Find every line in the records that holds the string "transmitting". Copy each one.

== == ==

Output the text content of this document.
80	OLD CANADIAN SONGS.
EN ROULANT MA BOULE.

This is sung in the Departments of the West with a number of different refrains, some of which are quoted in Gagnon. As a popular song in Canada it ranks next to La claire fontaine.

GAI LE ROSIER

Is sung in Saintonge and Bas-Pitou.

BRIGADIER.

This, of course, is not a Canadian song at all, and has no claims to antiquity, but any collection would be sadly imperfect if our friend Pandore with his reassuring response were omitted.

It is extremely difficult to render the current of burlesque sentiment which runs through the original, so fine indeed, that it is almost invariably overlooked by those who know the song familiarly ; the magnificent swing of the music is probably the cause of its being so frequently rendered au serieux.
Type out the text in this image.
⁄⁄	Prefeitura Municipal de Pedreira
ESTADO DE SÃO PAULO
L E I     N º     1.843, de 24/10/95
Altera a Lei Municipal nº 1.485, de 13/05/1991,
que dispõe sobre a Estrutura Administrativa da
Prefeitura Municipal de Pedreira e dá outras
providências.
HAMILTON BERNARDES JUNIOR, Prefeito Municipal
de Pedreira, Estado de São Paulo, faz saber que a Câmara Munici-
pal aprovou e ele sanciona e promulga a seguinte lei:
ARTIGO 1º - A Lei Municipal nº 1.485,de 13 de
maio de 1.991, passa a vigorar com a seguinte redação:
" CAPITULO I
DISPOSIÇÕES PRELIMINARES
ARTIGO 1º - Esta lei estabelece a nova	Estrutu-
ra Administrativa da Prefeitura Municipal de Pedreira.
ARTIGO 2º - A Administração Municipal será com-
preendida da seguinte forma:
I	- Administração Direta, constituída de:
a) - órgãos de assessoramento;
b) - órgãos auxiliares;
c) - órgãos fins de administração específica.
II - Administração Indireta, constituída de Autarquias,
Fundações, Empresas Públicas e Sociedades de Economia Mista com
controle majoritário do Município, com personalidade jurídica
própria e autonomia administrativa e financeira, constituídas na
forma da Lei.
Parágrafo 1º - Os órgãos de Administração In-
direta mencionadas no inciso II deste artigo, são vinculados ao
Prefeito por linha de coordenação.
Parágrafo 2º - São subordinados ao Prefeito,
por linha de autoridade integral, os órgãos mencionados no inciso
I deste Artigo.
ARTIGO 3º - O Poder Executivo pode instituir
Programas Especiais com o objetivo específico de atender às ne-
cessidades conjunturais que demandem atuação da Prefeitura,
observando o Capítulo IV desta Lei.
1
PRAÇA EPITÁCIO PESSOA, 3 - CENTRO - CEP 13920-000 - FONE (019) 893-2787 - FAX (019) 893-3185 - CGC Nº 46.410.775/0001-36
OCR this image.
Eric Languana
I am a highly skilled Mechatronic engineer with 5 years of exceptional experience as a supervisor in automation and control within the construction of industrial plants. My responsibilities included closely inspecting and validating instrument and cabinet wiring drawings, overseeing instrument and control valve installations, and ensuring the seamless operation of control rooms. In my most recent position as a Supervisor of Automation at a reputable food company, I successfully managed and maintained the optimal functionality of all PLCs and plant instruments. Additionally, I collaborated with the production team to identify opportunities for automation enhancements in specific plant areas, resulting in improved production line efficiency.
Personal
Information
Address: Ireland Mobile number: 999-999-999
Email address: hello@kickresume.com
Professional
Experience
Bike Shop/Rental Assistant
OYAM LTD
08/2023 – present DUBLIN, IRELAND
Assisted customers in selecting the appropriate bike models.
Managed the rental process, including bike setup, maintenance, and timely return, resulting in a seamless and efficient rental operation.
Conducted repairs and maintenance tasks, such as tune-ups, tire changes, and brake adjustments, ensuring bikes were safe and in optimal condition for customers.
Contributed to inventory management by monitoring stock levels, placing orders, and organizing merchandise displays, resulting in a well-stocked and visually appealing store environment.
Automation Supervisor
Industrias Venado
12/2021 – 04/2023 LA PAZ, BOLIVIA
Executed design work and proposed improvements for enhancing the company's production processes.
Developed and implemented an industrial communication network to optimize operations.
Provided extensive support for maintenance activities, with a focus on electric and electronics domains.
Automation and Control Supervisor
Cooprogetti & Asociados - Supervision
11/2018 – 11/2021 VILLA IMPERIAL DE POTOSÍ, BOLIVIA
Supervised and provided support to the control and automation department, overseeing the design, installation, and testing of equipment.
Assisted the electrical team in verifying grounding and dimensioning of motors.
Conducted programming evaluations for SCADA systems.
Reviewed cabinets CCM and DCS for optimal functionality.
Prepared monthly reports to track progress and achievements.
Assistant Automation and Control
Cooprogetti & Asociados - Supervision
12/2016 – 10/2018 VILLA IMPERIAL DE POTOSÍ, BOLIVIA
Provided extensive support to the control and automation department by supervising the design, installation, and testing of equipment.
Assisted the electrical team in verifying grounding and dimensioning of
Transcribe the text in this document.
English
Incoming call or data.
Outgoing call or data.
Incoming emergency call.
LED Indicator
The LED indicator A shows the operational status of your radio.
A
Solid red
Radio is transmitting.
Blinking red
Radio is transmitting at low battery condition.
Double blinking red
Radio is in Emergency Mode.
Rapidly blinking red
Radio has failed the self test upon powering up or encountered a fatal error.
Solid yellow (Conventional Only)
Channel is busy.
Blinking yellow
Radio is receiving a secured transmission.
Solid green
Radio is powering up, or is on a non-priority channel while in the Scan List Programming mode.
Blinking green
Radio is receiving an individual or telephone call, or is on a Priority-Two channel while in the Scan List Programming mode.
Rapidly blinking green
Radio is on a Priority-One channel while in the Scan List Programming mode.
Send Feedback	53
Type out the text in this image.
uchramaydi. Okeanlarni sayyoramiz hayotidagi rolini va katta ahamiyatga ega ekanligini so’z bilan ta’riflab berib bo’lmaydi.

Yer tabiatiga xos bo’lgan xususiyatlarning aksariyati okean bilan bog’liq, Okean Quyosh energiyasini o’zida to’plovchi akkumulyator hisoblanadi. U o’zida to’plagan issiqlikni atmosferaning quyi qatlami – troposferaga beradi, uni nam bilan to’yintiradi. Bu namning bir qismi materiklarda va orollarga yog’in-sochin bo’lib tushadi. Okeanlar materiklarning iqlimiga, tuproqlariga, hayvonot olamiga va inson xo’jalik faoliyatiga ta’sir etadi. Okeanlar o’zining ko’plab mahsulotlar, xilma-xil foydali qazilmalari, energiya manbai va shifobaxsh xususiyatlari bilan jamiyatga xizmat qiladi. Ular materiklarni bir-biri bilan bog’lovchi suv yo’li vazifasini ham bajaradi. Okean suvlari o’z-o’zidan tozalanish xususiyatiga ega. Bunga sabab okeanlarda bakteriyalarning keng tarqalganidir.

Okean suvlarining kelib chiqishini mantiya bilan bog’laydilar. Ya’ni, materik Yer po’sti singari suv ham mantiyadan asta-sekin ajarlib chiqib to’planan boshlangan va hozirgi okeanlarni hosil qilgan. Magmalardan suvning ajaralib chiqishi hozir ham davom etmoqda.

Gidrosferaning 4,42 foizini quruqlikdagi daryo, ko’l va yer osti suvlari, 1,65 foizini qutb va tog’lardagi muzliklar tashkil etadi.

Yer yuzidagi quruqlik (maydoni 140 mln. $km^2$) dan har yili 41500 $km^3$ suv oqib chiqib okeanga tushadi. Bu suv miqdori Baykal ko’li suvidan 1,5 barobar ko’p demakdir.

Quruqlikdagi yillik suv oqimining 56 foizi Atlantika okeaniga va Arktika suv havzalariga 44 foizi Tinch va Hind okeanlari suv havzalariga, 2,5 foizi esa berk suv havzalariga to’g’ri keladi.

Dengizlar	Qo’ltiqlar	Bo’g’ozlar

== == ==

→ CORRECT ANSWER:
Radio is transmitting.
Radio is transmitting at low battery condition.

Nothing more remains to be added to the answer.